>>>
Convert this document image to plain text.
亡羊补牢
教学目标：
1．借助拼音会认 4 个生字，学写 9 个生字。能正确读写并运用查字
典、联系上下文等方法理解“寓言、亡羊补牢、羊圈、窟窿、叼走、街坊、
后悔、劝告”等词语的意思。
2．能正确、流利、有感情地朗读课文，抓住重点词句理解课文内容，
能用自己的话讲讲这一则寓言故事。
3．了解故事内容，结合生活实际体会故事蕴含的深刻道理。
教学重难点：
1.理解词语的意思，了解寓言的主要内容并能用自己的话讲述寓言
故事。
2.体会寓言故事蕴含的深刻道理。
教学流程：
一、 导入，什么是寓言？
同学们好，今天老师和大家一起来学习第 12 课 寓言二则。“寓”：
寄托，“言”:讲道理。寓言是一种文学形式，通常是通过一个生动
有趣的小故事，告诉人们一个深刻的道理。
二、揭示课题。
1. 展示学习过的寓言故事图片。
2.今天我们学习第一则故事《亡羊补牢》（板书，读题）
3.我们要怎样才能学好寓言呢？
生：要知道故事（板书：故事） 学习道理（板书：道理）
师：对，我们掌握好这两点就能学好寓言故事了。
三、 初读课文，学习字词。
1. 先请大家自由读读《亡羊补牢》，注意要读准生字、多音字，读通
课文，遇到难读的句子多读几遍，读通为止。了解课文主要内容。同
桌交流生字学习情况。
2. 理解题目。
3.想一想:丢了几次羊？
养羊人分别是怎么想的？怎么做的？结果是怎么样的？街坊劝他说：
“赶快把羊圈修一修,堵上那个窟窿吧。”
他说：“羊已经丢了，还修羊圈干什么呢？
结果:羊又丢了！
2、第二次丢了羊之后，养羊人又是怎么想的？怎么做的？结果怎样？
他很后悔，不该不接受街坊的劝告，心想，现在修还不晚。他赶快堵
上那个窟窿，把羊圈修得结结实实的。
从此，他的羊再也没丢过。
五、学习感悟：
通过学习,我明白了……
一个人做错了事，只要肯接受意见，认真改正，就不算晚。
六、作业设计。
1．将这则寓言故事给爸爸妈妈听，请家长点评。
<<<
**STATED PROBLEM:**
Extract the complete listing verbatim.

**WRITTEN RESPONSE:**
Convert this document image to plain text.
亡羊补牢
教学目标：
1．借助拼音会认 4 个生字，学写 9 个生字。能正确读写并运用查字
典、联系上下文等方法理解“寓言、亡羊补牢、羊圈、窟窿、叼走、街坊、
后悔、劝告”等词语的意思。
2．能正确、流利、有感情地朗读课文，抓住重点词句理解课文内容，
能用自己的话讲讲这一则寓言故事。
3．了解故事内容，结合生活实际体会故事蕴含的深刻道理。
教学重难点：
1.理解词语的意思，了解寓言的主要内容并能用自己的话讲述寓言
故事。
2.体会寓言故事蕴含的深刻道理。
教学流程：
一、 导入，什么是寓言？
同学们好，今天老师和大家一起来学习第 12 课 寓言二则。“寓”：
寄托，“言”:讲道理。寓言是一种文学形式，通常是通过一个生动
有趣的小故事，告诉人们一个深刻的道理。
二、揭示课题。
1. 展示学习过的寓言故事图片。
2.今天我们学习第一则故事《亡羊补牢》（板书，读题）
3.我们要怎样才能学好寓言呢？
生：要知道故事（板书：故事） 学习道理（板书：道理）
师：对，我们掌握好这两点就能学好寓言故事了。
三、 初读课文，学习字词。
1. 先请大家自由读读《亡羊补牢》，注意要读准生字、多音字，读通
课文，遇到难读的句子多读几遍，读通为止。了解课文主要内容。同
桌交流生字学习情况。
2. 理解题目。
3.想一想:丢了几次羊？
养羊人分别是怎么想的？怎么做的？结果是怎么样的？街坊劝他说：
“赶快把羊圈修一修,堵上那个窟窿吧。”
他说：“羊已经丢了，还修羊圈干什么呢？
结果:羊又丢了！
2、第二次丢了羊之后，养羊人又是怎么想的？怎么做的？结果怎样？
他很后悔，不该不接受街坊的劝告，心想，现在修还不晚。他赶快堵
上那个窟窿，把羊圈修得结结实实的。
从此，他的羊再也没丢过。
五、学习感悟：
通过学习,我明白了……
一个人做错了事，只要肯接受意见，认真改正，就不算晚。
六、作业设计。
1．将这则寓言故事给爸爸妈妈听，请家长点评。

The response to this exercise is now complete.